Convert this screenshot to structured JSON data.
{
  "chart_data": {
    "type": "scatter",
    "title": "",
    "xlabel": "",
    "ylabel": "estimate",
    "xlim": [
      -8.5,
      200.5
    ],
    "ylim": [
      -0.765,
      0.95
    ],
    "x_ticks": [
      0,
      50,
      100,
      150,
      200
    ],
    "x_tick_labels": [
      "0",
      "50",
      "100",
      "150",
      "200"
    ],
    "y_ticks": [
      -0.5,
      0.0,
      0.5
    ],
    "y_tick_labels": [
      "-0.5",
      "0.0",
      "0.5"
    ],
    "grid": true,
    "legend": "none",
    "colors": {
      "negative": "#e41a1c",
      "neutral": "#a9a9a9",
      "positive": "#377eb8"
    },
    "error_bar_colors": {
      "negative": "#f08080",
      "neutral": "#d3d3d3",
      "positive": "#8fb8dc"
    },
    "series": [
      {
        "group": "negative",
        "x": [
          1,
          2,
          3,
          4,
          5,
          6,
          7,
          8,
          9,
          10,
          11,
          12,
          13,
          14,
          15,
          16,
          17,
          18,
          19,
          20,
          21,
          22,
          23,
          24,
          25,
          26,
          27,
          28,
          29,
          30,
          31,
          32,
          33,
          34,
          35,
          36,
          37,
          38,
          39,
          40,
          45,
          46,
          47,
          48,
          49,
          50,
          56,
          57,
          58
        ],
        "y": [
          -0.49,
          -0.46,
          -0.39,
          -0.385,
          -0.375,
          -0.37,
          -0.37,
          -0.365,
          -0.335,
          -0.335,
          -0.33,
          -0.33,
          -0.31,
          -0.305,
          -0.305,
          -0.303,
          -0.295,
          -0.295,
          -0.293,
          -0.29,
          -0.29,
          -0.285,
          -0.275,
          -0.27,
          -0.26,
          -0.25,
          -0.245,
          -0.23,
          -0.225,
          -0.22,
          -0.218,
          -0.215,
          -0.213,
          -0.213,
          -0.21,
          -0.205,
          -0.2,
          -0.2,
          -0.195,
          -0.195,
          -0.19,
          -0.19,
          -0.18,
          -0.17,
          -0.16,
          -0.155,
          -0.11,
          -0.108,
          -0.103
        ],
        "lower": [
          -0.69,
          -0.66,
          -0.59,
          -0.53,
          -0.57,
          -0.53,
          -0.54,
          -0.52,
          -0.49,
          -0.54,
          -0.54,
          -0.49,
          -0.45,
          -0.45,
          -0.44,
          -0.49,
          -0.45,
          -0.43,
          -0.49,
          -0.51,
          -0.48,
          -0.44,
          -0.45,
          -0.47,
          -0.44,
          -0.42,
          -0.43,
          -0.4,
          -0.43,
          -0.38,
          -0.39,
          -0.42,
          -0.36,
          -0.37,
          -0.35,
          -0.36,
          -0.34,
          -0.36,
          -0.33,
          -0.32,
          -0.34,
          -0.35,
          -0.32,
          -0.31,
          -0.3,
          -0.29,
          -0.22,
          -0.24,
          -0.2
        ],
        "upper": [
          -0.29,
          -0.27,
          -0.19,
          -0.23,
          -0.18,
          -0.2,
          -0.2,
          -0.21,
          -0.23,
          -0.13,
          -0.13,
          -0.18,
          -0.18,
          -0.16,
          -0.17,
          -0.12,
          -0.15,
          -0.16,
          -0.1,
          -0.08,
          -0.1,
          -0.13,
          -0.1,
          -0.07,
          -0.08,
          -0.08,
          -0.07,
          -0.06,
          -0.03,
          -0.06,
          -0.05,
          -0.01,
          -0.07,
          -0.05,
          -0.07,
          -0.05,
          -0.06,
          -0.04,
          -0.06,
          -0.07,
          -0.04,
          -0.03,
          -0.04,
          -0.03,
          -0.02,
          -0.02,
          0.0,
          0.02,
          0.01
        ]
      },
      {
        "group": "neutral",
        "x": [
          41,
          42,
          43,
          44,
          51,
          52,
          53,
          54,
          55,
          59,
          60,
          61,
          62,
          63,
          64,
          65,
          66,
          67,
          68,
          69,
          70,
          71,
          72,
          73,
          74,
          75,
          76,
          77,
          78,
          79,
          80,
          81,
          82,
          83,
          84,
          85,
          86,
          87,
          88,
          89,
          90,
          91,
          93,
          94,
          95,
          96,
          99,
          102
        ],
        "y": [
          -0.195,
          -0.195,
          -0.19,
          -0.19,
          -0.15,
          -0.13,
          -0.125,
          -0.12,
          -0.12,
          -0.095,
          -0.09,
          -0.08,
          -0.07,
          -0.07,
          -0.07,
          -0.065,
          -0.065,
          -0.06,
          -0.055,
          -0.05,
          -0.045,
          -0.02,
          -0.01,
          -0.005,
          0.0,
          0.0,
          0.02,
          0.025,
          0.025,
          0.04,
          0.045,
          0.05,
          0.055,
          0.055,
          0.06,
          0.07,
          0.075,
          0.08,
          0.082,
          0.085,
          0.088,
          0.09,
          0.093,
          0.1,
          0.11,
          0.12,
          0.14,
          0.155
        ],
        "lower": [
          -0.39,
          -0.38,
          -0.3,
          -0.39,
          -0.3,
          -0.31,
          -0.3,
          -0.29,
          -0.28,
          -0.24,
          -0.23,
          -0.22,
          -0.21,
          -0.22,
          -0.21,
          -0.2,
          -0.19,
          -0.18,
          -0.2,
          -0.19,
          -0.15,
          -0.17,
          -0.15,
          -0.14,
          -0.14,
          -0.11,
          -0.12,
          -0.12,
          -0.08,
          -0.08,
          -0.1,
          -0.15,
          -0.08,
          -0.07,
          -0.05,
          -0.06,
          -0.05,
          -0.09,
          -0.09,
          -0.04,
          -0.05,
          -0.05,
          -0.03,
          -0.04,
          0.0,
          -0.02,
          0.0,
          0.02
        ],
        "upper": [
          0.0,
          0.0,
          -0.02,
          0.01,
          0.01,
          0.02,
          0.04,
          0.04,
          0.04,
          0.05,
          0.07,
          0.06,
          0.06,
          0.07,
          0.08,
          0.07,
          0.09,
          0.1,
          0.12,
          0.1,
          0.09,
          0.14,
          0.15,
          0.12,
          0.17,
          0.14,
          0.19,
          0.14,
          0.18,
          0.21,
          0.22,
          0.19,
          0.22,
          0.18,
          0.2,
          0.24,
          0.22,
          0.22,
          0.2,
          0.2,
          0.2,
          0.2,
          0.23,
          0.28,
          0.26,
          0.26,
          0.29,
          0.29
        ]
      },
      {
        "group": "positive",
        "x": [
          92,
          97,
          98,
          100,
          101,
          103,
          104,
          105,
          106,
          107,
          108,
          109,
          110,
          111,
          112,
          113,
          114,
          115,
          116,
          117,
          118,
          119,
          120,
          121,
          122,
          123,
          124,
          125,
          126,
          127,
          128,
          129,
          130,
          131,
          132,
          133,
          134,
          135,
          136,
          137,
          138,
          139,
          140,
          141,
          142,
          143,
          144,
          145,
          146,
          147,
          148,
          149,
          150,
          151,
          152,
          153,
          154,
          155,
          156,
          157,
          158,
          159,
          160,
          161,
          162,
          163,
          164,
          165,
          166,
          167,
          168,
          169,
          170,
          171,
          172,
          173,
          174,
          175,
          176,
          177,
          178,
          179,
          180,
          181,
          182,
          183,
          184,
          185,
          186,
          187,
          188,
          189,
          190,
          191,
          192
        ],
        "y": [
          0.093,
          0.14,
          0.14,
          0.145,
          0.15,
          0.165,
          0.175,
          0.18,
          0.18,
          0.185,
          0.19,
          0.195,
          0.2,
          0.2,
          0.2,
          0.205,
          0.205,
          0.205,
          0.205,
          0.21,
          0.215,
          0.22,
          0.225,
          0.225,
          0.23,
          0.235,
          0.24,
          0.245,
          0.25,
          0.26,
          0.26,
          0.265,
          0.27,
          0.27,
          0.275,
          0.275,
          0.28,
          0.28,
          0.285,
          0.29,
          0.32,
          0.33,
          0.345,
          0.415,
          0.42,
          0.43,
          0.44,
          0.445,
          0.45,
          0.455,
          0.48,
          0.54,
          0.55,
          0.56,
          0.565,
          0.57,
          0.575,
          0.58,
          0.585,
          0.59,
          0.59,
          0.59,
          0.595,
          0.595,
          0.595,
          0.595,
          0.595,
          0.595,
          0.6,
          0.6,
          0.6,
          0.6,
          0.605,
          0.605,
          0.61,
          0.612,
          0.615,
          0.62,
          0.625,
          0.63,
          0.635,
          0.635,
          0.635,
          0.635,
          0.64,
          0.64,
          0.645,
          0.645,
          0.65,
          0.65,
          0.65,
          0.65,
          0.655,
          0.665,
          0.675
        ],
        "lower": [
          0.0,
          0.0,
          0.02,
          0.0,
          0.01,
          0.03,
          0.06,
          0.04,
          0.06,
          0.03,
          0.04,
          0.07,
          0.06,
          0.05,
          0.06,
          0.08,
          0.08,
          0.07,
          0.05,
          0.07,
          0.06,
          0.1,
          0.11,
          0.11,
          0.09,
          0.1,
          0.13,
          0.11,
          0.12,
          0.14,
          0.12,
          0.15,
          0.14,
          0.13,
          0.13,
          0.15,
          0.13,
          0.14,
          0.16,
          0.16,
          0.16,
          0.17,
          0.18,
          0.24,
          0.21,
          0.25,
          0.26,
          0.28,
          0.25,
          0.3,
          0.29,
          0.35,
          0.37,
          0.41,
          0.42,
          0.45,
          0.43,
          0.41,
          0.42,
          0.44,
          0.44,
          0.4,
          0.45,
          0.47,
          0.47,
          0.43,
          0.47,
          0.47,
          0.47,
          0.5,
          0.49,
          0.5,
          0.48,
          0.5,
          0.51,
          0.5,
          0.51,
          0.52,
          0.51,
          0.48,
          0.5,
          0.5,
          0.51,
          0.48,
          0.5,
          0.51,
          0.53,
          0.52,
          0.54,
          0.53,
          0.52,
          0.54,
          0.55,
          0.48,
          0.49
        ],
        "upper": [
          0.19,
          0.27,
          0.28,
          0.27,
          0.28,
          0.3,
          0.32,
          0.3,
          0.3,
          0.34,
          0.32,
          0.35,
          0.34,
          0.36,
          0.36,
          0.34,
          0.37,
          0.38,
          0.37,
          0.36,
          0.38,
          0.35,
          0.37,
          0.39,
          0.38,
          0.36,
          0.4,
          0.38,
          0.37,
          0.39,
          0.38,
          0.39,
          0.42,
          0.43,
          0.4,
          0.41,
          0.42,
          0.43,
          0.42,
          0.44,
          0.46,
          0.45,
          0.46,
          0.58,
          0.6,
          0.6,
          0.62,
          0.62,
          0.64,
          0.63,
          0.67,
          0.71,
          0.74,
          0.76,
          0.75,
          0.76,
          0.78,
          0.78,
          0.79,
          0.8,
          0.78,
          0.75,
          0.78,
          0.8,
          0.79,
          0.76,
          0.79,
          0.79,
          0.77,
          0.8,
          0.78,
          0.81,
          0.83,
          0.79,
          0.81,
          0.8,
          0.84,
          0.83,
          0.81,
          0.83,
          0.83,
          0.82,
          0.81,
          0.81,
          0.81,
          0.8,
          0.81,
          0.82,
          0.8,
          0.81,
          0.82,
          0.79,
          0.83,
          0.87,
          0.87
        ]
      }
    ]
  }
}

- - - - - - -

PROBLEM DETAILS.
In the listing above, find the lines holding the word "neutral" and copy them.

TASK RESPONSE.
      "neutral": "#a9a9a9",
      "neutral": "#d3d3d3",
        "group": "neutral",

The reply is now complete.